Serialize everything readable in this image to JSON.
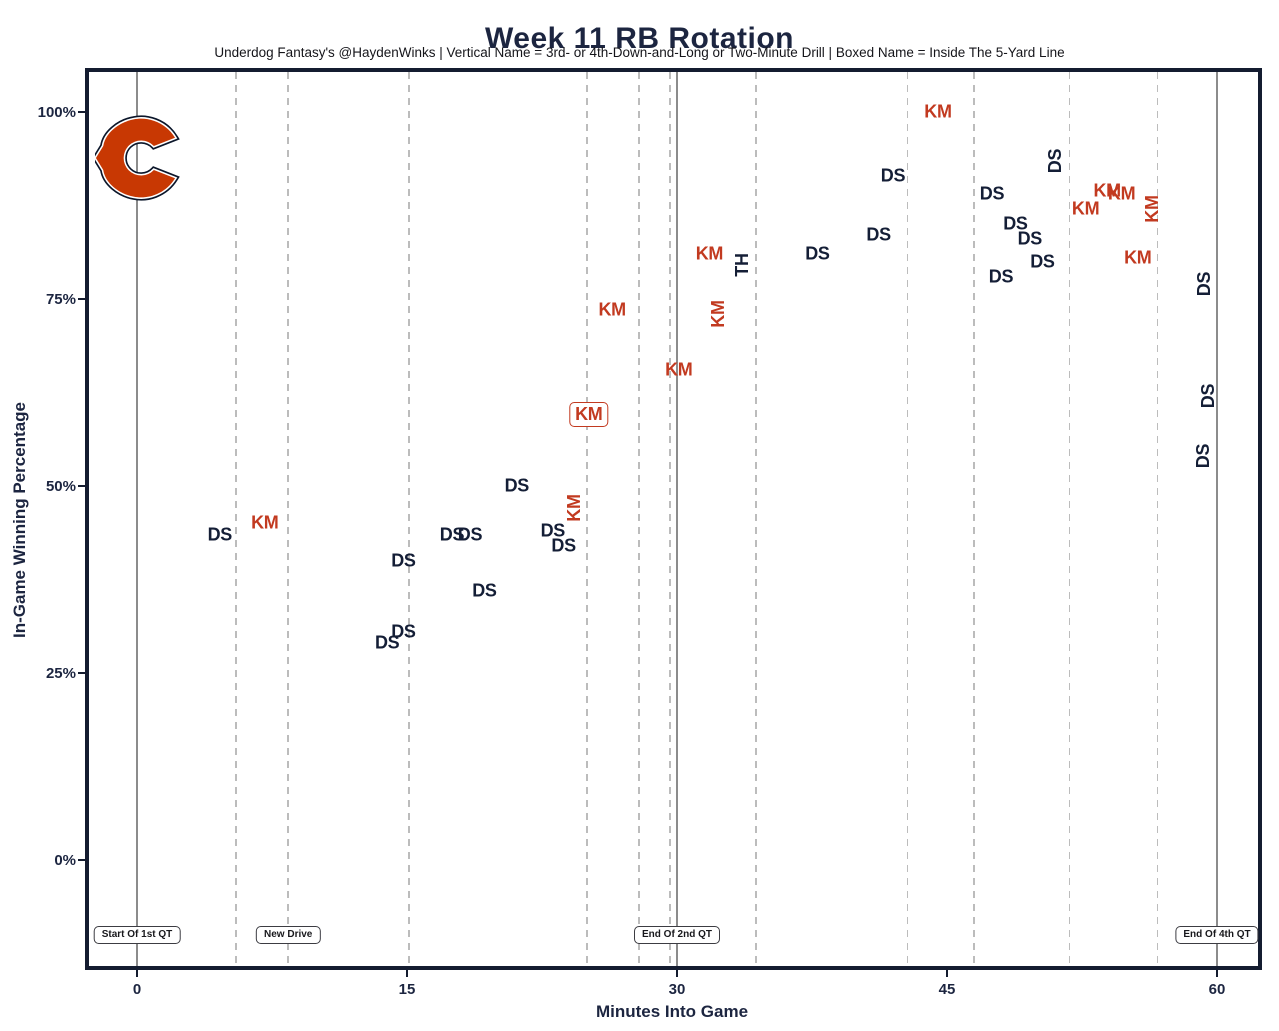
{
  "title": "Week 11 RB Rotation",
  "subtitle": "Underdog Fantasy's @HaydenWinks | Vertical Name = 3rd- or 4th-Down-and-Long or Two-Minute Drill | Boxed Name = Inside The 5-Yard Line",
  "colors": {
    "title_navy": "#1c2540",
    "label_navy": "#141e36",
    "label_red": "#c23a20",
    "dashed_line_gray": "#bcbcbc",
    "solid_line_gray": "#8c8c8c",
    "bears_orange": "#c83803",
    "bears_navy": "#0b162a"
  },
  "logo": {
    "name": "chicago-bears-c-logo"
  },
  "chart_data": {
    "type": "scatter",
    "title": "Week 11 RB Rotation",
    "xlabel": "Minutes Into Game",
    "ylabel": "In-Game Winning Percentage",
    "xlim": [
      -2.7,
      62.3
    ],
    "ylim": [
      -14,
      105
    ],
    "grid": "vertical dashed lines at drive starts; solid gray lines at quarter boundaries 0 / 30 / 60",
    "x_ticks": [
      {
        "label": "0",
        "minute": 0
      },
      {
        "label": "15",
        "minute": 15
      },
      {
        "label": "30",
        "minute": 30
      },
      {
        "label": "45",
        "minute": 45
      },
      {
        "label": "60",
        "minute": 60
      }
    ],
    "y_ticks": [
      {
        "label": "0%",
        "pct": 0
      },
      {
        "label": "25%",
        "pct": 25
      },
      {
        "label": "50%",
        "pct": 50
      },
      {
        "label": "75%",
        "pct": 75
      },
      {
        "label": "100%",
        "pct": 100
      }
    ],
    "drive_lines_minutes": [
      5.5,
      8.4,
      15.1,
      25.0,
      27.9,
      29.6,
      34.4,
      42.8,
      46.5,
      51.8,
      56.7
    ],
    "quarter_lines_minutes": [
      0,
      30,
      60
    ],
    "annotations": [
      {
        "label": "Start Of 1st QT",
        "minute": 0
      },
      {
        "label": "New Drive",
        "minute": 8.4
      },
      {
        "label": "End Of 2nd QT",
        "minute": 30
      },
      {
        "label": "End Of 4th QT",
        "minute": 60
      }
    ],
    "points": [
      {
        "player": "DS",
        "minute": 4.6,
        "win_pct": 43.5,
        "vertical": false,
        "boxed": false
      },
      {
        "player": "KM",
        "minute": 7.1,
        "win_pct": 45,
        "vertical": false,
        "boxed": false
      },
      {
        "player": "DS",
        "minute": 13.9,
        "win_pct": 29,
        "vertical": false,
        "boxed": false
      },
      {
        "player": "DS",
        "minute": 14.8,
        "win_pct": 30.5,
        "vertical": false,
        "boxed": false
      },
      {
        "player": "DS",
        "minute": 14.8,
        "win_pct": 40,
        "vertical": false,
        "boxed": false
      },
      {
        "player": "DS",
        "minute": 17.5,
        "win_pct": 43.5,
        "vertical": false,
        "boxed": false
      },
      {
        "player": "DS",
        "minute": 18.5,
        "win_pct": 43.5,
        "vertical": false,
        "boxed": false
      },
      {
        "player": "DS",
        "minute": 19.3,
        "win_pct": 36,
        "vertical": false,
        "boxed": false
      },
      {
        "player": "DS",
        "minute": 21.1,
        "win_pct": 50,
        "vertical": false,
        "boxed": false
      },
      {
        "player": "DS",
        "minute": 23.1,
        "win_pct": 44,
        "vertical": false,
        "boxed": false
      },
      {
        "player": "DS",
        "minute": 23.7,
        "win_pct": 42,
        "vertical": false,
        "boxed": false
      },
      {
        "player": "KM",
        "minute": 24.3,
        "win_pct": 47,
        "vertical": true,
        "boxed": false
      },
      {
        "player": "KM",
        "minute": 25.1,
        "win_pct": 59.5,
        "vertical": false,
        "boxed": true
      },
      {
        "player": "KM",
        "minute": 26.4,
        "win_pct": 73.5,
        "vertical": false,
        "boxed": false
      },
      {
        "player": "KM",
        "minute": 30.1,
        "win_pct": 65.5,
        "vertical": false,
        "boxed": false
      },
      {
        "player": "KM",
        "minute": 31.8,
        "win_pct": 81,
        "vertical": false,
        "boxed": false
      },
      {
        "player": "KM",
        "minute": 32.3,
        "win_pct": 73,
        "vertical": true,
        "boxed": false
      },
      {
        "player": "TH",
        "minute": 33.6,
        "win_pct": 79.5,
        "vertical": true,
        "boxed": false
      },
      {
        "player": "DS",
        "minute": 37.8,
        "win_pct": 81,
        "vertical": false,
        "boxed": false
      },
      {
        "player": "DS",
        "minute": 41.2,
        "win_pct": 83.5,
        "vertical": false,
        "boxed": false
      },
      {
        "player": "DS",
        "minute": 42.0,
        "win_pct": 91.5,
        "vertical": false,
        "boxed": false
      },
      {
        "player": "KM",
        "minute": 44.5,
        "win_pct": 100,
        "vertical": false,
        "boxed": false
      },
      {
        "player": "DS",
        "minute": 47.5,
        "win_pct": 89,
        "vertical": false,
        "boxed": false
      },
      {
        "player": "DS",
        "minute": 48.0,
        "win_pct": 78,
        "vertical": false,
        "boxed": false
      },
      {
        "player": "DS",
        "minute": 48.8,
        "win_pct": 85,
        "vertical": false,
        "boxed": false
      },
      {
        "player": "DS",
        "minute": 49.6,
        "win_pct": 83,
        "vertical": false,
        "boxed": false
      },
      {
        "player": "DS",
        "minute": 50.3,
        "win_pct": 80,
        "vertical": false,
        "boxed": false
      },
      {
        "player": "DS",
        "minute": 51.0,
        "win_pct": 93.5,
        "vertical": true,
        "boxed": false
      },
      {
        "player": "KM",
        "minute": 52.7,
        "win_pct": 87,
        "vertical": false,
        "boxed": false
      },
      {
        "player": "KM",
        "minute": 53.9,
        "win_pct": 89.5,
        "vertical": false,
        "boxed": false
      },
      {
        "player": "KM",
        "minute": 54.7,
        "win_pct": 89,
        "vertical": false,
        "boxed": false
      },
      {
        "player": "KM",
        "minute": 55.6,
        "win_pct": 80.5,
        "vertical": false,
        "boxed": false
      },
      {
        "player": "KM",
        "minute": 56.4,
        "win_pct": 87,
        "vertical": true,
        "boxed": false
      },
      {
        "player": "DS",
        "minute": 59.3,
        "win_pct": 77,
        "vertical": true,
        "boxed": false
      },
      {
        "player": "DS",
        "minute": 59.5,
        "win_pct": 62,
        "vertical": true,
        "boxed": false
      },
      {
        "player": "DS",
        "minute": 59.2,
        "win_pct": 54,
        "vertical": true,
        "boxed": false
      }
    ]
  }
}
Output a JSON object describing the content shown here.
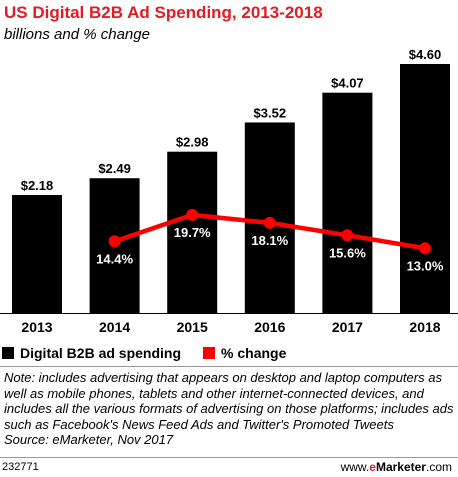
{
  "header": {
    "title": "US Digital B2B Ad Spending, 2013-2018",
    "subtitle": "billions and % change"
  },
  "chart_data": {
    "type": "bar",
    "title": "US Digital B2B Ad Spending, 2013-2018",
    "subtitle": "billions and % change",
    "categories": [
      "2013",
      "2014",
      "2015",
      "2016",
      "2017",
      "2018"
    ],
    "series": [
      {
        "name": "Digital B2B ad spending",
        "type": "bar",
        "color": "#000000",
        "values": [
          2.18,
          2.49,
          2.98,
          3.52,
          4.07,
          4.6
        ],
        "labels": [
          "$2.18",
          "$2.49",
          "$2.98",
          "$3.52",
          "$4.07",
          "$4.60"
        ]
      },
      {
        "name": "% change",
        "type": "line",
        "color": "#ff0000",
        "x": [
          "2014",
          "2015",
          "2016",
          "2017",
          "2018"
        ],
        "values": [
          14.4,
          19.7,
          18.1,
          15.6,
          13.0
        ],
        "labels": [
          "14.4%",
          "19.7%",
          "18.1%",
          "15.6%",
          "13.0%"
        ]
      }
    ],
    "bar_ylim": [
      0,
      4.6
    ],
    "line_ylim": [
      0,
      50
    ],
    "grid": false,
    "legend_position": "bottom-left"
  },
  "legend": {
    "items": [
      {
        "label": "Digital B2B ad spending",
        "color": "#000000"
      },
      {
        "label": "% change",
        "color": "#ff0000"
      }
    ]
  },
  "note": {
    "text": "Note: includes advertising that appears on desktop and laptop computers as well as mobile phones, tablets and other internet-connected devices, and includes all the various formats of advertising on those platforms; includes ads such as Facebook's News Feed Ads and Twitter's Promoted Tweets",
    "source": "Source: eMarketer, Nov 2017"
  },
  "footer": {
    "chart_id": "232771",
    "brand_prefix": "www.",
    "brand_e": "e",
    "brand_name": "Marketer",
    "brand_suffix": ".com"
  }
}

_Written request:_ State the count of lines that contain the string "grid". Nothing else is needed.

_Response below:_ 2